Your goal
From the entries below, pull out each line where "Score" appears.

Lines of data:

_ _ _ _ _

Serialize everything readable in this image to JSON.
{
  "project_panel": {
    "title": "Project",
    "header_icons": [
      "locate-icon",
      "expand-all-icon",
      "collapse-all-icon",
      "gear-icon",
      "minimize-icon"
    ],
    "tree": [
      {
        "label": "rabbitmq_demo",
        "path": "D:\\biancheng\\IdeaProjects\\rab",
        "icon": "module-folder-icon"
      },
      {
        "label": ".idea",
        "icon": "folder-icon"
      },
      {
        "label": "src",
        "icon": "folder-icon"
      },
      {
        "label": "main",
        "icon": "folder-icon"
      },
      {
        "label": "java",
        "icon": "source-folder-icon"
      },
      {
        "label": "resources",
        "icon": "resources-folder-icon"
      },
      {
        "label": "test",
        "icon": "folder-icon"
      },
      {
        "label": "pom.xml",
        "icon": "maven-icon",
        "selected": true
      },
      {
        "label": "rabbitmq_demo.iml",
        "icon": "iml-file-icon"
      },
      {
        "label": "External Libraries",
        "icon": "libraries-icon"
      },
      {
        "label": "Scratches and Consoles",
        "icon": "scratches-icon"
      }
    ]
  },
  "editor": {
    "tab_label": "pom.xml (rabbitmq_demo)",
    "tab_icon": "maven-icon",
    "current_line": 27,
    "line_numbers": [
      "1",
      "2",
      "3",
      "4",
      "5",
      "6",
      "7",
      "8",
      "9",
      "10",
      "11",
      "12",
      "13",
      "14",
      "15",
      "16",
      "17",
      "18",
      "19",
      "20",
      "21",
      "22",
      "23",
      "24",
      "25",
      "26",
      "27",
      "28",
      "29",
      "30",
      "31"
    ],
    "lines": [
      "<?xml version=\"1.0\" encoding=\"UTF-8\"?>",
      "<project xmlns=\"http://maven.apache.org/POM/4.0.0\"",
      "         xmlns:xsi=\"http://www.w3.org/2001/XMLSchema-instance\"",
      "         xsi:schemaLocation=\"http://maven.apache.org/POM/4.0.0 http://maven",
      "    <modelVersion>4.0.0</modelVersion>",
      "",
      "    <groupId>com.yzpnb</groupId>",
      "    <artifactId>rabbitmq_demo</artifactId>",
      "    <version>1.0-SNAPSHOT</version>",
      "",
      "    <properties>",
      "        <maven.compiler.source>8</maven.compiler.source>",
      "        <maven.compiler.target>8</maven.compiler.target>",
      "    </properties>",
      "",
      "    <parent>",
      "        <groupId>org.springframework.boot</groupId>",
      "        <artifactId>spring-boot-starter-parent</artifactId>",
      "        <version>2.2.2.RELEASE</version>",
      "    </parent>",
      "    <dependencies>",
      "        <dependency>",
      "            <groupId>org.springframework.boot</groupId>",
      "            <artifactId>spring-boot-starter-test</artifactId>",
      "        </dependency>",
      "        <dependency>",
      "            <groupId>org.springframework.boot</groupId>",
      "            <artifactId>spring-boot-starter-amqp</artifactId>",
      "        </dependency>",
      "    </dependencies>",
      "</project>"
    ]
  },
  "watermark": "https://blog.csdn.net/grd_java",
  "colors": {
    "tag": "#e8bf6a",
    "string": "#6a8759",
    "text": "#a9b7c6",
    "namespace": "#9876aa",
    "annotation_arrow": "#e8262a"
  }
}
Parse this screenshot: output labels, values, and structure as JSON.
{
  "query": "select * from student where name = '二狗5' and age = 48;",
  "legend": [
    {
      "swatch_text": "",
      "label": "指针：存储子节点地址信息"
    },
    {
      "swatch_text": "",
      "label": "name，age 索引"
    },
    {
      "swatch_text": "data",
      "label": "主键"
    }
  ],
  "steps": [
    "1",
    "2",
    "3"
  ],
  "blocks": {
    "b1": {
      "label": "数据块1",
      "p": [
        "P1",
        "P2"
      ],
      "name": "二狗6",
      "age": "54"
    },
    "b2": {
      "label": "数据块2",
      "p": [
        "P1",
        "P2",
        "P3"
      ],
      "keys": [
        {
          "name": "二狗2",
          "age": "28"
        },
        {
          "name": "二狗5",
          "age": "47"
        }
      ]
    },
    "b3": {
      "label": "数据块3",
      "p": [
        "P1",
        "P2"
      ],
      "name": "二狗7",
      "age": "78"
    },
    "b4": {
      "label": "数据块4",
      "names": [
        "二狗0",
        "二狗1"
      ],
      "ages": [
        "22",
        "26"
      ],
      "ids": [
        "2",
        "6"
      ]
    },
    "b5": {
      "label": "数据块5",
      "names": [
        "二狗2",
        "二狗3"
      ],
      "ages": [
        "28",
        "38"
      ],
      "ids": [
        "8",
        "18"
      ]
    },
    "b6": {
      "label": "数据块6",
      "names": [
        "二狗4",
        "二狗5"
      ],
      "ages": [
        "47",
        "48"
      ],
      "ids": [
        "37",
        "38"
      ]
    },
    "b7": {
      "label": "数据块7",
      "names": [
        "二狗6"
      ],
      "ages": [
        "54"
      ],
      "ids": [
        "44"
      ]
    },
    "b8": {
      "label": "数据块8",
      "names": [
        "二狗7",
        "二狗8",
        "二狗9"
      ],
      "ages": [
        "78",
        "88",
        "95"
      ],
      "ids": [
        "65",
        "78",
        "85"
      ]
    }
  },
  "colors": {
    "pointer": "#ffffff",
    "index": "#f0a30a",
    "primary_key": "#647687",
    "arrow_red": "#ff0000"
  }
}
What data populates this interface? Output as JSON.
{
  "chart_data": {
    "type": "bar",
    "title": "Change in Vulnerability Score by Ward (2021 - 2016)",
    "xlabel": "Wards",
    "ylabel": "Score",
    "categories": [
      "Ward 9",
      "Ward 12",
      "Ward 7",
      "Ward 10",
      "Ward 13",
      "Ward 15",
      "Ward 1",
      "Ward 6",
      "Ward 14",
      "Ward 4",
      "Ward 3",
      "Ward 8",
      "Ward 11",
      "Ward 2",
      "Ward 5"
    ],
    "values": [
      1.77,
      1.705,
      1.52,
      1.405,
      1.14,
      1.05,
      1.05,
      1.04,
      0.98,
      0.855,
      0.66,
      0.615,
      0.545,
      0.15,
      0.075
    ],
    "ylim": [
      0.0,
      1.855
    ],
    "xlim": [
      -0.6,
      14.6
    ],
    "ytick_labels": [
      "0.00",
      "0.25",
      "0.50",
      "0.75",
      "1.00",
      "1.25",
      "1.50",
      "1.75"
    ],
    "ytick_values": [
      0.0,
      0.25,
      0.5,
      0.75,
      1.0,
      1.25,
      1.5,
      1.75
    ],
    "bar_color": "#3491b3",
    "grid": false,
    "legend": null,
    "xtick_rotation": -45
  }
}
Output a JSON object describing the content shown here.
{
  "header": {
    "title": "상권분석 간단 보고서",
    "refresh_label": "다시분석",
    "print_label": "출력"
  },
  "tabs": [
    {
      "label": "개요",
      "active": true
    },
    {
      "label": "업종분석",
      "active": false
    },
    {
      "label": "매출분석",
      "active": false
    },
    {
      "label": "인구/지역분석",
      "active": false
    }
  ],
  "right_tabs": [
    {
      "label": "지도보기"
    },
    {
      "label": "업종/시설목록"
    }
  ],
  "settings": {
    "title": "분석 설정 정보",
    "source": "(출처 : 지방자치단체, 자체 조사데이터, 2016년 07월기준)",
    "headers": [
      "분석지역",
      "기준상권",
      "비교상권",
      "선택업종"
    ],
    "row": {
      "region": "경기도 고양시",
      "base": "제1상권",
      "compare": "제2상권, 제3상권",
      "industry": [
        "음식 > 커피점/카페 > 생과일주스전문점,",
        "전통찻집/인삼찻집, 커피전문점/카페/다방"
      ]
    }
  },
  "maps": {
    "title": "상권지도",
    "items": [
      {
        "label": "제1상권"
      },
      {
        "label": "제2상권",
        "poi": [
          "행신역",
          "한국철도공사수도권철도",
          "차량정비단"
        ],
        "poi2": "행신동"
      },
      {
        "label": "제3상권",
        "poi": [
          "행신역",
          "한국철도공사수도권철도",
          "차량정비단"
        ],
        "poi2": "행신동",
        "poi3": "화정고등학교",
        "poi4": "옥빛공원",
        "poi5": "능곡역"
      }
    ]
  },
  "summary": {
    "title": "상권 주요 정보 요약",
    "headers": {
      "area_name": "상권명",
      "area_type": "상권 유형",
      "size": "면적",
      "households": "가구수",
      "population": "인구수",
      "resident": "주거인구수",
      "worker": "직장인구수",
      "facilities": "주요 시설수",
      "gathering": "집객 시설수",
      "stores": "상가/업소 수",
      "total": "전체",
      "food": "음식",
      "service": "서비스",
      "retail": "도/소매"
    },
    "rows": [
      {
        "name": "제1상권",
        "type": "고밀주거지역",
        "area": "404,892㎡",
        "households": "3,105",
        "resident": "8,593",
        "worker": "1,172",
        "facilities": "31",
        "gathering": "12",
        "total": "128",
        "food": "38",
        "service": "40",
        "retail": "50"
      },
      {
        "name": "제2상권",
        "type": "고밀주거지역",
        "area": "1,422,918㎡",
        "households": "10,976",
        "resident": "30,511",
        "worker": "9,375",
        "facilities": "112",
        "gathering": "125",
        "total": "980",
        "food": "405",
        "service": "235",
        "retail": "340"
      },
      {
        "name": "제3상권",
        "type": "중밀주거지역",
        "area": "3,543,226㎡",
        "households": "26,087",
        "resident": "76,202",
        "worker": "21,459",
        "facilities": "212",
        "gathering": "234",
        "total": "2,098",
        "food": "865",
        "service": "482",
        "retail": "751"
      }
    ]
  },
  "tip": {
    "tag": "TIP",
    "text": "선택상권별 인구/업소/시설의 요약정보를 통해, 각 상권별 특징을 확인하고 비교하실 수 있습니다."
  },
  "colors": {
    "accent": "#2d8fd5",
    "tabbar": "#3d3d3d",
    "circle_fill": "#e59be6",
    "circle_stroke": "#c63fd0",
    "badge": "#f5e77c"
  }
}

_ _ _ _ _

Answer for this exercise
    "title": "Change in Vulnerability Score by Ward (2021 - 2016)",
    "ylabel": "Score",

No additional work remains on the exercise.